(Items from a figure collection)
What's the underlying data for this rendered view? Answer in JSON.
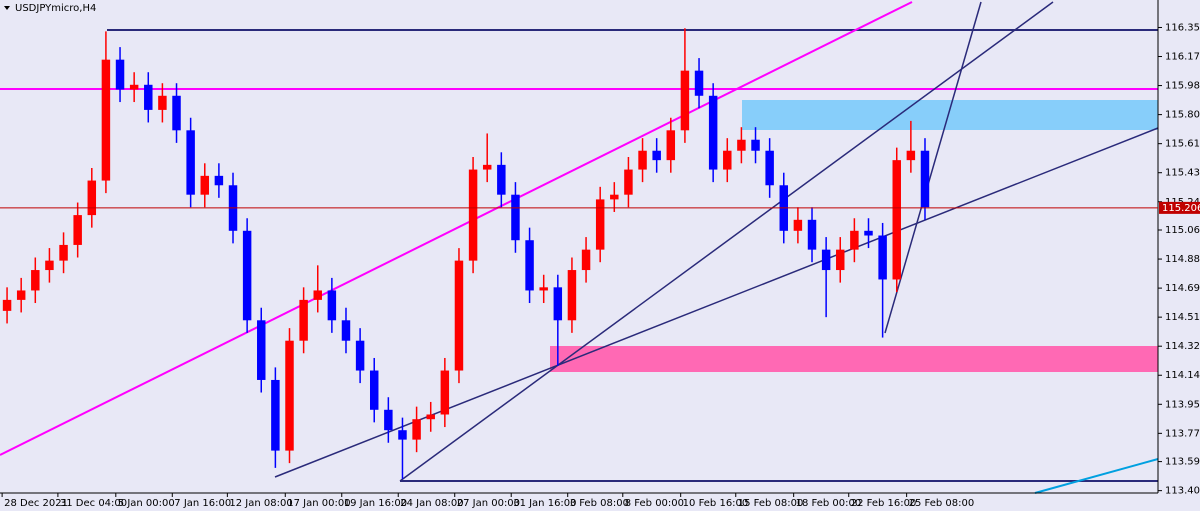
{
  "chart_data": {
    "type": "candlestick",
    "title": "USDJPYmicro,H4",
    "open": [
      114.55,
      114.62,
      114.68,
      114.81,
      114.87,
      114.97,
      115.16,
      115.38,
      116.15,
      115.96,
      115.99,
      115.83,
      115.92,
      115.7,
      115.29,
      115.41,
      115.35,
      115.06,
      114.49,
      114.11,
      113.66,
      114.36,
      114.62,
      114.68,
      114.49,
      114.36,
      114.17,
      113.92,
      113.79,
      113.73,
      113.86,
      113.89,
      114.17,
      114.87,
      115.45,
      115.48,
      115.29,
      115.0,
      114.68,
      114.7,
      114.49,
      114.81,
      114.94,
      115.26,
      115.29,
      115.45,
      115.57,
      115.51,
      115.7,
      116.08,
      115.92,
      115.45,
      115.57,
      115.64,
      115.57,
      115.35,
      115.06,
      115.13,
      114.94,
      114.81,
      114.94,
      115.06,
      115.03,
      114.75,
      115.51,
      115.57
    ],
    "high": [
      114.7,
      114.76,
      114.89,
      114.95,
      115.05,
      115.24,
      115.46,
      116.33,
      116.23,
      116.07,
      116.07,
      116.0,
      116.0,
      115.78,
      115.49,
      115.49,
      115.43,
      115.14,
      114.57,
      114.19,
      114.44,
      114.7,
      114.84,
      114.76,
      114.57,
      114.44,
      114.25,
      114.0,
      113.87,
      113.94,
      113.97,
      114.25,
      114.95,
      115.53,
      115.68,
      115.56,
      115.37,
      115.08,
      114.78,
      114.78,
      114.89,
      115.02,
      115.34,
      115.37,
      115.53,
      115.65,
      115.65,
      115.78,
      116.35,
      116.16,
      116.0,
      115.65,
      115.72,
      115.72,
      115.65,
      115.43,
      115.21,
      115.21,
      115.02,
      115.02,
      115.14,
      115.14,
      115.11,
      115.59,
      115.76,
      115.65
    ],
    "low": [
      114.47,
      114.54,
      114.6,
      114.73,
      114.79,
      114.89,
      115.08,
      115.3,
      115.88,
      115.88,
      115.75,
      115.75,
      115.62,
      115.21,
      115.21,
      115.27,
      114.98,
      114.41,
      114.03,
      113.55,
      113.58,
      114.28,
      114.54,
      114.41,
      114.28,
      114.09,
      113.84,
      113.71,
      113.48,
      113.65,
      113.78,
      113.81,
      114.09,
      114.79,
      115.37,
      115.21,
      114.92,
      114.6,
      114.6,
      114.2,
      114.41,
      114.73,
      114.86,
      115.18,
      115.21,
      115.37,
      115.43,
      115.43,
      115.62,
      115.84,
      115.37,
      115.37,
      115.49,
      115.49,
      115.27,
      114.98,
      114.98,
      114.86,
      114.51,
      114.73,
      114.86,
      114.95,
      114.38,
      114.67,
      115.43,
      115.13
    ],
    "close": [
      114.62,
      114.68,
      114.81,
      114.87,
      114.97,
      115.16,
      115.38,
      116.15,
      115.96,
      115.99,
      115.83,
      115.92,
      115.7,
      115.29,
      115.41,
      115.35,
      115.06,
      114.49,
      114.11,
      113.66,
      114.36,
      114.62,
      114.68,
      114.49,
      114.36,
      114.17,
      113.92,
      113.79,
      113.73,
      113.86,
      113.89,
      114.17,
      114.87,
      115.45,
      115.48,
      115.29,
      115.0,
      114.68,
      114.7,
      114.49,
      114.81,
      114.94,
      115.26,
      115.29,
      115.45,
      115.57,
      115.51,
      115.7,
      116.08,
      115.92,
      115.45,
      115.57,
      115.64,
      115.57,
      115.35,
      115.06,
      115.13,
      114.94,
      114.81,
      114.94,
      115.06,
      115.03,
      114.75,
      115.51,
      115.57,
      115.21
    ],
    "up_color": "#ff0000",
    "down_color": "#0000ff",
    "current_price": 115.206,
    "ylim": [
      113.39,
      116.53
    ],
    "yticks": [
      116.355,
      {
        "value": 116.17,
        "label": "116.170"
      },
      115.985,
      {
        "value": 115.8,
        "label": "115.800"
      },
      115.615,
      115.43,
      115.245,
      115.065,
      {
        "value": 114.88,
        "label": "114.880"
      },
      114.695,
      {
        "value": 114.51,
        "label": "114.510"
      },
      114.325,
      {
        "value": 114.14,
        "label": "114.140"
      },
      113.955,
      {
        "value": 113.77,
        "label": "113.770"
      },
      {
        "value": 113.59,
        "label": "113.590"
      },
      113.405
    ],
    "xlim": [
      0,
      82
    ],
    "xticks": [
      {
        "value": 0.15,
        "label": "28 Dec 2021"
      },
      {
        "value": 4.1,
        "label": "31 Dec 04:00"
      },
      {
        "value": 8.2,
        "label": "5 Jan 00:00"
      },
      {
        "value": 12.2,
        "label": "7 Jan 16:00"
      },
      {
        "value": 16.1,
        "label": "12 Jan 08:00"
      },
      {
        "value": 20.2,
        "label": "17 Jan 00:00"
      },
      {
        "value": 24.2,
        "label": "19 Jan 16:00"
      },
      {
        "value": 28.2,
        "label": "24 Jan 08:00"
      },
      {
        "value": 32.2,
        "label": "27 Jan 00:00"
      },
      {
        "value": 36.2,
        "label": "31 Jan 16:00"
      },
      {
        "value": 40.2,
        "label": "3 Feb 08:00"
      },
      {
        "value": 44.1,
        "label": "8 Feb 00:00"
      },
      {
        "value": 48.2,
        "label": "10 Feb 16:00"
      },
      {
        "value": 52.1,
        "label": "15 Feb 08:00"
      },
      {
        "value": 56.2,
        "label": "18 Feb 00:00"
      },
      {
        "value": 60.1,
        "label": "22 Feb 16:00"
      },
      {
        "value": 64.2,
        "label": "25 Feb 08:00"
      }
    ]
  }
}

WRITTEN INSTRUCTION |
Copy every record above exactly, leaving out any pictures.

SOLVED PROBLEM |
What's the underlying data for this rendered view? Answer in JSON.
{
  "chart_data": {
    "type": "candlestick",
    "title": "USDJPYmicro,H4",
    "open": [
      114.55,
      114.62,
      114.68,
      114.81,
      114.87,
      114.97,
      115.16,
      115.38,
      116.15,
      115.96,
      115.99,
      115.83,
      115.92,
      115.7,
      115.29,
      115.41,
      115.35,
      115.06,
      114.49,
      114.11,
      113.66,
      114.36,
      114.62,
      114.68,
      114.49,
      114.36,
      114.17,
      113.92,
      113.79,
      113.73,
      113.86,
      113.89,
      114.17,
      114.87,
      115.45,
      115.48,
      115.29,
      115.0,
      114.68,
      114.7,
      114.49,
      114.81,
      114.94,
      115.26,
      115.29,
      115.45,
      115.57,
      115.51,
      115.7,
      116.08,
      115.92,
      115.45,
      115.57,
      115.64,
      115.57,
      115.35,
      115.06,
      115.13,
      114.94,
      114.81,
      114.94,
      115.06,
      115.03,
      114.75,
      115.51,
      115.57
    ],
    "high": [
      114.7,
      114.76,
      114.89,
      114.95,
      115.05,
      115.24,
      115.46,
      116.33,
      116.23,
      116.07,
      116.07,
      116.0,
      116.0,
      115.78,
      115.49,
      115.49,
      115.43,
      115.14,
      114.57,
      114.19,
      114.44,
      114.7,
      114.84,
      114.76,
      114.57,
      114.44,
      114.25,
      114.0,
      113.87,
      113.94,
      113.97,
      114.25,
      114.95,
      115.53,
      115.68,
      115.56,
      115.37,
      115.08,
      114.78,
      114.78,
      114.89,
      115.02,
      115.34,
      115.37,
      115.53,
      115.65,
      115.65,
      115.78,
      116.35,
      116.16,
      116.0,
      115.65,
      115.72,
      115.72,
      115.65,
      115.43,
      115.21,
      115.21,
      115.02,
      115.02,
      115.14,
      115.14,
      115.11,
      115.59,
      115.76,
      115.65
    ],
    "low": [
      114.47,
      114.54,
      114.6,
      114.73,
      114.79,
      114.89,
      115.08,
      115.3,
      115.88,
      115.88,
      115.75,
      115.75,
      115.62,
      115.21,
      115.21,
      115.27,
      114.98,
      114.41,
      114.03,
      113.55,
      113.58,
      114.28,
      114.54,
      114.41,
      114.28,
      114.09,
      113.84,
      113.71,
      113.48,
      113.65,
      113.78,
      113.81,
      114.09,
      114.79,
      115.37,
      115.21,
      114.92,
      114.6,
      114.6,
      114.2,
      114.41,
      114.73,
      114.86,
      115.18,
      115.21,
      115.37,
      115.43,
      115.43,
      115.62,
      115.84,
      115.37,
      115.37,
      115.49,
      115.49,
      115.27,
      114.98,
      114.98,
      114.86,
      114.51,
      114.73,
      114.86,
      114.95,
      114.38,
      114.67,
      115.43,
      115.13
    ],
    "close": [
      114.62,
      114.68,
      114.81,
      114.87,
      114.97,
      115.16,
      115.38,
      116.15,
      115.96,
      115.99,
      115.83,
      115.92,
      115.7,
      115.29,
      115.41,
      115.35,
      115.06,
      114.49,
      114.11,
      113.66,
      114.36,
      114.62,
      114.68,
      114.49,
      114.36,
      114.17,
      113.92,
      113.79,
      113.73,
      113.86,
      113.89,
      114.17,
      114.87,
      115.45,
      115.48,
      115.29,
      115.0,
      114.68,
      114.7,
      114.49,
      114.81,
      114.94,
      115.26,
      115.29,
      115.45,
      115.57,
      115.51,
      115.7,
      116.08,
      115.92,
      115.45,
      115.57,
      115.64,
      115.57,
      115.35,
      115.06,
      115.13,
      114.94,
      114.81,
      114.94,
      115.06,
      115.03,
      114.75,
      115.51,
      115.57,
      115.21
    ],
    "up_color": "#ff0000",
    "down_color": "#0000ff",
    "current_price": 115.206,
    "ylim": [
      113.39,
      116.53
    ],
    "yticks": [
      116.355,
      {
        "value": 116.17,
        "label": "116.170"
      },
      115.985,
      {
        "value": 115.8,
        "label": "115.800"
      },
      115.615,
      115.43,
      115.245,
      115.065,
      {
        "value": 114.88,
        "label": "114.880"
      },
      114.695,
      {
        "value": 114.51,
        "label": "114.510"
      },
      114.325,
      {
        "value": 114.14,
        "label": "114.140"
      },
      113.955,
      {
        "value": 113.77,
        "label": "113.770"
      },
      {
        "value": 113.59,
        "label": "113.590"
      },
      113.405
    ],
    "xlim": [
      0,
      82
    ],
    "xticks": [
      {
        "value": 0.15,
        "label": "28 Dec 2021"
      },
      {
        "value": 4.1,
        "label": "31 Dec 04:00"
      },
      {
        "value": 8.2,
        "label": "5 Jan 00:00"
      },
      {
        "value": 12.2,
        "label": "7 Jan 16:00"
      },
      {
        "value": 16.1,
        "label": "12 Jan 08:00"
      },
      {
        "value": 20.2,
        "label": "17 Jan 00:00"
      },
      {
        "value": 24.2,
        "label": "19 Jan 16:00"
      },
      {
        "value": 28.2,
        "label": "24 Jan 08:00"
      },
      {
        "value": 32.2,
        "label": "27 Jan 00:00"
      },
      {
        "value": 36.2,
        "label": "31 Jan 16:00"
      },
      {
        "value": 40.2,
        "label": "3 Feb 08:00"
      },
      {
        "value": 44.1,
        "label": "8 Feb 00:00"
      },
      {
        "value": 48.2,
        "label": "10 Feb 16:00"
      },
      {
        "value": 52.1,
        "label": "15 Feb 08:00"
      },
      {
        "value": 56.2,
        "label": "18 Feb 00:00"
      },
      {
        "value": 60.1,
        "label": "22 Feb 16:00"
      },
      {
        "value": 64.2,
        "label": "25 Feb 08:00"
      }
    ]
  }
}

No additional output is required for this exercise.